BEGIN

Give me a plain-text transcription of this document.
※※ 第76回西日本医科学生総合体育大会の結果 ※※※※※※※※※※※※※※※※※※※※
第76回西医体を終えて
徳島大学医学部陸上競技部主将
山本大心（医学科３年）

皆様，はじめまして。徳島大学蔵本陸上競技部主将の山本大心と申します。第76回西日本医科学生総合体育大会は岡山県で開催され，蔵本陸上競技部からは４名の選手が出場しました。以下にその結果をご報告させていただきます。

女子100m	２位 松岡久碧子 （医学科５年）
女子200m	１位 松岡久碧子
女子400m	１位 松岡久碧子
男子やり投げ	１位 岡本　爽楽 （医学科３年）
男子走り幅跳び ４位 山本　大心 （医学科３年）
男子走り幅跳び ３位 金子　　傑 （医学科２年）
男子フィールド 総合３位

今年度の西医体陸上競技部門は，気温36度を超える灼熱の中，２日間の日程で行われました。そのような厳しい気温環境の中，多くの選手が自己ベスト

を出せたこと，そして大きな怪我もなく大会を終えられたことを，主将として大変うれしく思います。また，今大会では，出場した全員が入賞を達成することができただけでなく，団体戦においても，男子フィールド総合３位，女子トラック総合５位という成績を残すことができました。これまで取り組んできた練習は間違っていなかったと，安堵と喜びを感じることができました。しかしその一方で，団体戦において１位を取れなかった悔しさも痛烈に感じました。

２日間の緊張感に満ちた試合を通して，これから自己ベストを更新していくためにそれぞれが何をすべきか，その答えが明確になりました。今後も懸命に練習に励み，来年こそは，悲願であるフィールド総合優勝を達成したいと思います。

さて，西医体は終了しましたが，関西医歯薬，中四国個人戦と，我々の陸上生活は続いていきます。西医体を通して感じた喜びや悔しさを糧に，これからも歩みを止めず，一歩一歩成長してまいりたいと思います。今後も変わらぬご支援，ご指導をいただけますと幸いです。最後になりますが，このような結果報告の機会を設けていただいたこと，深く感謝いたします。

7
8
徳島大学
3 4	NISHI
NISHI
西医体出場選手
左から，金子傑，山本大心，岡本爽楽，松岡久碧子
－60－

END

What count of lines in the listing contain the word "男子走り幅跳び"? Reply with the number only.

▶ _Answer for the task_: 2